- [Goal] Count the lines below that contain the word "Miembro" and give only that number.

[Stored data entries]

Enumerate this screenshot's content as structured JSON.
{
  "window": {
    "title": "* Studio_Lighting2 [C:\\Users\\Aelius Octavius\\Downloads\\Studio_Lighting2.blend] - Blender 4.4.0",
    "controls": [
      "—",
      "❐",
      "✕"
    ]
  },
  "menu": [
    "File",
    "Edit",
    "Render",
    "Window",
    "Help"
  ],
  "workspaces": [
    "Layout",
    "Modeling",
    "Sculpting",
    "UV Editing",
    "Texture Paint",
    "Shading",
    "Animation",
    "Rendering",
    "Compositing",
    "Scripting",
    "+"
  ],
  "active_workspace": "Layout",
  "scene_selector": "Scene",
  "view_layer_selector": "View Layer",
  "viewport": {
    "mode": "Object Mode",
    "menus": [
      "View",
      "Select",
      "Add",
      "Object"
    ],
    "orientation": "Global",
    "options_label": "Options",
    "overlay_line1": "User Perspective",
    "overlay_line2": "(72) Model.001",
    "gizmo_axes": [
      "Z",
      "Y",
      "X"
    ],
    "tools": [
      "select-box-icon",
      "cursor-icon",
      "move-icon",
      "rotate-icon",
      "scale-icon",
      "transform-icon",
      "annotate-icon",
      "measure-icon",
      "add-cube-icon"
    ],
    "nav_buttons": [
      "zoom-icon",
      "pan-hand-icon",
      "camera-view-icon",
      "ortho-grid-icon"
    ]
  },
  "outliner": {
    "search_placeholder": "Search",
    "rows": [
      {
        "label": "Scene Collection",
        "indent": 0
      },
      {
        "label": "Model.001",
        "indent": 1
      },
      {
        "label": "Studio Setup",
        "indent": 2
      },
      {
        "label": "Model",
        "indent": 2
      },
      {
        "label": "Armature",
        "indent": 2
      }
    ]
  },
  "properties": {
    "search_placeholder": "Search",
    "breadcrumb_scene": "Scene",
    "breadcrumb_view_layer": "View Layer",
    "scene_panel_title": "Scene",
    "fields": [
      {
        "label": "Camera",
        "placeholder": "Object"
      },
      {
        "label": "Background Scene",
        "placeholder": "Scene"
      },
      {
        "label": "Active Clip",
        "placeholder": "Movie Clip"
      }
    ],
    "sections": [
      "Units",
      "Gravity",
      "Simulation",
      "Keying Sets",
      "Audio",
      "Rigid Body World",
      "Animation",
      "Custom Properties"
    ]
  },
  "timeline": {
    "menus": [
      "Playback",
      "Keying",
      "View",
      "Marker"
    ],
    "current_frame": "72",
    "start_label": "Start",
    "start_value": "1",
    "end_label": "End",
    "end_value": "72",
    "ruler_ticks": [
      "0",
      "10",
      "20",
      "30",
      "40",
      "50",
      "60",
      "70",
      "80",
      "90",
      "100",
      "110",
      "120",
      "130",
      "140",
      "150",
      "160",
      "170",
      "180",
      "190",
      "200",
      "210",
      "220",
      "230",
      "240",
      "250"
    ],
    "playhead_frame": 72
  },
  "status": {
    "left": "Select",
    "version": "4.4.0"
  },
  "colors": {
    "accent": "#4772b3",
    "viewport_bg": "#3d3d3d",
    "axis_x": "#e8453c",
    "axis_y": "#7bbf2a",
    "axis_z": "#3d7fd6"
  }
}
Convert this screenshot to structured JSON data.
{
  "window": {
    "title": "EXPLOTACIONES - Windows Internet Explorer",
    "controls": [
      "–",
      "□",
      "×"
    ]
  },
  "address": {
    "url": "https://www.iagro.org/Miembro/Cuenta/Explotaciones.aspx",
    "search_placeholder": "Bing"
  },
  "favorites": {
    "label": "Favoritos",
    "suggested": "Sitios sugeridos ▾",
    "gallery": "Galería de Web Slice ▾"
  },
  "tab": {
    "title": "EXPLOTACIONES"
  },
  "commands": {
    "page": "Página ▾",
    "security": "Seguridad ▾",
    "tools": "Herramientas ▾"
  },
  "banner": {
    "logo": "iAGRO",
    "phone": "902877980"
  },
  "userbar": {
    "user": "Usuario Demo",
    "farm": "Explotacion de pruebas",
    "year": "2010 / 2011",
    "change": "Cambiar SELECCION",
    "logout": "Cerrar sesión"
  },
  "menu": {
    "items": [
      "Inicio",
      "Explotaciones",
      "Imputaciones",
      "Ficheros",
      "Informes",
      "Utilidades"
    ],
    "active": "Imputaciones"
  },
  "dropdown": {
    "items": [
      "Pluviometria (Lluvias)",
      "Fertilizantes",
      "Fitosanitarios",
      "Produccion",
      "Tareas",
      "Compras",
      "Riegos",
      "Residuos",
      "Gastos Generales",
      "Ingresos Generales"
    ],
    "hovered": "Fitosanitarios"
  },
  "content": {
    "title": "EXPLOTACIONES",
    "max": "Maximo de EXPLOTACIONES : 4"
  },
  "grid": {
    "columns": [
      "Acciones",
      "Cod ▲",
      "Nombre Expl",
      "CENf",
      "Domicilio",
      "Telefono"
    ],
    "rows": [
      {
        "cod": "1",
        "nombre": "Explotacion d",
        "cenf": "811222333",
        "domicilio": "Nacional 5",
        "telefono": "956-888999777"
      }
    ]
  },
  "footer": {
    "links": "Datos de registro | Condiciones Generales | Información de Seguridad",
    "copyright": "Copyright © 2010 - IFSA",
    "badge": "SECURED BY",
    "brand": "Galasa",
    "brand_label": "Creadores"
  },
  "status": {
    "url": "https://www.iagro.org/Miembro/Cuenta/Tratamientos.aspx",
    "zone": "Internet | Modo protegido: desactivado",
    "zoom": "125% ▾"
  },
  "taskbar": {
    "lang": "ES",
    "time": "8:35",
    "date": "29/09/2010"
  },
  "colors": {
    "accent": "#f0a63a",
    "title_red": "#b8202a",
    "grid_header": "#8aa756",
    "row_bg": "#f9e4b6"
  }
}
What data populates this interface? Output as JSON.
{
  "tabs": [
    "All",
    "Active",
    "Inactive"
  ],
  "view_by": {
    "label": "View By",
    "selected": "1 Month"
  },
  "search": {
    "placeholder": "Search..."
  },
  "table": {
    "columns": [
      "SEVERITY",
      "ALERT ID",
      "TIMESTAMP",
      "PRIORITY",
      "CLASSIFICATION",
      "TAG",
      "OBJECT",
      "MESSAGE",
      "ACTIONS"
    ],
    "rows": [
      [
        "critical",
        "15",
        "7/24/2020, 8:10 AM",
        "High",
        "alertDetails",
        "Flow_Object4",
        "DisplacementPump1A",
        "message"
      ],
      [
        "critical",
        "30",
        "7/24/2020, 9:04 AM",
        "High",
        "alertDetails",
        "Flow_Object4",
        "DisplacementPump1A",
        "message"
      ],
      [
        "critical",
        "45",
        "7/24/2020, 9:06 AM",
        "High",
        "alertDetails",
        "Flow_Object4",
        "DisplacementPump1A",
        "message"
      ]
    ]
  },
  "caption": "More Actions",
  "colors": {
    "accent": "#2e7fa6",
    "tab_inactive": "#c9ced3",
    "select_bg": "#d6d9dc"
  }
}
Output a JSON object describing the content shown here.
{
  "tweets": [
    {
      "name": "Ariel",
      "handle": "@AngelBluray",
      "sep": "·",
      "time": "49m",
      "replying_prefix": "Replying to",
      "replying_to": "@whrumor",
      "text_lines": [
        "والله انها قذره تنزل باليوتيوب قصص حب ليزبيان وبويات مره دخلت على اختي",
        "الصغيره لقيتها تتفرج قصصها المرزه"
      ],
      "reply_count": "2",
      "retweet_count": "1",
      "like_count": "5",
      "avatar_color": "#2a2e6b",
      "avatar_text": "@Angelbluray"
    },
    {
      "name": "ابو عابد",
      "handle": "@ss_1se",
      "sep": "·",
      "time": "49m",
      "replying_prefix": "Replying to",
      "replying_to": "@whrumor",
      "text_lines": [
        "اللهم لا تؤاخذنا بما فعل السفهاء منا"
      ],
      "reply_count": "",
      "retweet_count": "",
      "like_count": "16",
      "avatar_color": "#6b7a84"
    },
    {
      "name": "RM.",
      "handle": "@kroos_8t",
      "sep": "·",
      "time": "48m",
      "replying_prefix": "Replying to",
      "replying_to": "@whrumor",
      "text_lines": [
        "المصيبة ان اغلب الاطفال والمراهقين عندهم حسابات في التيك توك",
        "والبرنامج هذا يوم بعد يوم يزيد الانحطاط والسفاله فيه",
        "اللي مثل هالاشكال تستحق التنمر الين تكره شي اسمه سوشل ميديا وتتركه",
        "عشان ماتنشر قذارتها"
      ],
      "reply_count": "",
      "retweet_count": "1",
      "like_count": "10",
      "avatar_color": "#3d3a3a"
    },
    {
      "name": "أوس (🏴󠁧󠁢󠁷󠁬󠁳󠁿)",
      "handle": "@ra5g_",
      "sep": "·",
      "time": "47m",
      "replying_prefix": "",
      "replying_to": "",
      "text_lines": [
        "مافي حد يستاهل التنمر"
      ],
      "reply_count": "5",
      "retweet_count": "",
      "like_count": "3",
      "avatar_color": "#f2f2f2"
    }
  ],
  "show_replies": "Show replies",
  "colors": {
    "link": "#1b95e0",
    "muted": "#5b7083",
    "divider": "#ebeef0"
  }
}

- [Exercise answer] 2